Instructions for the task: Exactly and only the lines from the one with "What's the underlying" through the end of the listing are to be transcribed, both ends included.

Items:

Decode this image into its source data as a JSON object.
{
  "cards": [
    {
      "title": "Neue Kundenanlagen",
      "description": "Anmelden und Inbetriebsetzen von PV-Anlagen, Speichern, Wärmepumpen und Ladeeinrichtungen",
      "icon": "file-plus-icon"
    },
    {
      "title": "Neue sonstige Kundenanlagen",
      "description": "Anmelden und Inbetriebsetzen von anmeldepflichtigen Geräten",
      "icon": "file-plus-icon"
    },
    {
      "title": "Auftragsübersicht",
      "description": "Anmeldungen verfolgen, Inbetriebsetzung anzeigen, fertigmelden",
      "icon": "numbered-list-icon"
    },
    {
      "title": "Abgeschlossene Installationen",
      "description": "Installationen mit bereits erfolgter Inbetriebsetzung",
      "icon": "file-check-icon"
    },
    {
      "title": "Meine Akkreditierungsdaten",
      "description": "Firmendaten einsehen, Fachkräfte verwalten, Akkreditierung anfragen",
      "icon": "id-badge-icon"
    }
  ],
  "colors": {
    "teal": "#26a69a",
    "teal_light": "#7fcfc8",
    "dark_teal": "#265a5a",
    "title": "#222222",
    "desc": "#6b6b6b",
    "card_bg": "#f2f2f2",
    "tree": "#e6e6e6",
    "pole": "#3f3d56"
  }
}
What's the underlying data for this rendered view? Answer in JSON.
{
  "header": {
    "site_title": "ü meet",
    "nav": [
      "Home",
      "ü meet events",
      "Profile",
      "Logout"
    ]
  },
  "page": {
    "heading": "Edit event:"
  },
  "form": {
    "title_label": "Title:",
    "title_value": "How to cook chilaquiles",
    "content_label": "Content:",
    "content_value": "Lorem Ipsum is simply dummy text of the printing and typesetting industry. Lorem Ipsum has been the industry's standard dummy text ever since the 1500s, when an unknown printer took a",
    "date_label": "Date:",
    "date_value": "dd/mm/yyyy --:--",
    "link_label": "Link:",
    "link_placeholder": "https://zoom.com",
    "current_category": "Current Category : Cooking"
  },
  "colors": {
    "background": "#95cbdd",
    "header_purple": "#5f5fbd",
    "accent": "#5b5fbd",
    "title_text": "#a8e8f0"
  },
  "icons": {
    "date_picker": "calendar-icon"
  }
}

Solution to this task:
What's the underlying data for this rendered view? Answer in JSON.
{
  "header": {
    "site_title": "ü meet",
    "nav": [
      "Home",
      "ü meet events",
      "Profile",
      "Logout"
    ]
  },
  "page": {
    "heading": "Edit event:"
  },
  "form": {
    "title_label": "Title:",
    "title_value": "How to cook chilaquiles",
    "content_label": "Content:",
    "content_value": "Lorem Ipsum is simply dummy text of the printing and typesetting industry. Lorem Ipsum has been the industry's standard dummy text ever since the 1500s, when an unknown printer took a",
    "date_label": "Date:",
    "date_value": "dd/mm/yyyy --:--",
    "link_label": "Link:",
    "link_placeholder": "https://zoom.com",
    "current_category": "Current Category : Cooking"
  },
  "colors": {
    "background": "#95cbdd",
    "header_purple": "#5f5fbd",
    "accent": "#5b5fbd",
    "title_text": "#a8e8f0"
  },
  "icons": {
    "date_picker": "calendar-icon"
  }
}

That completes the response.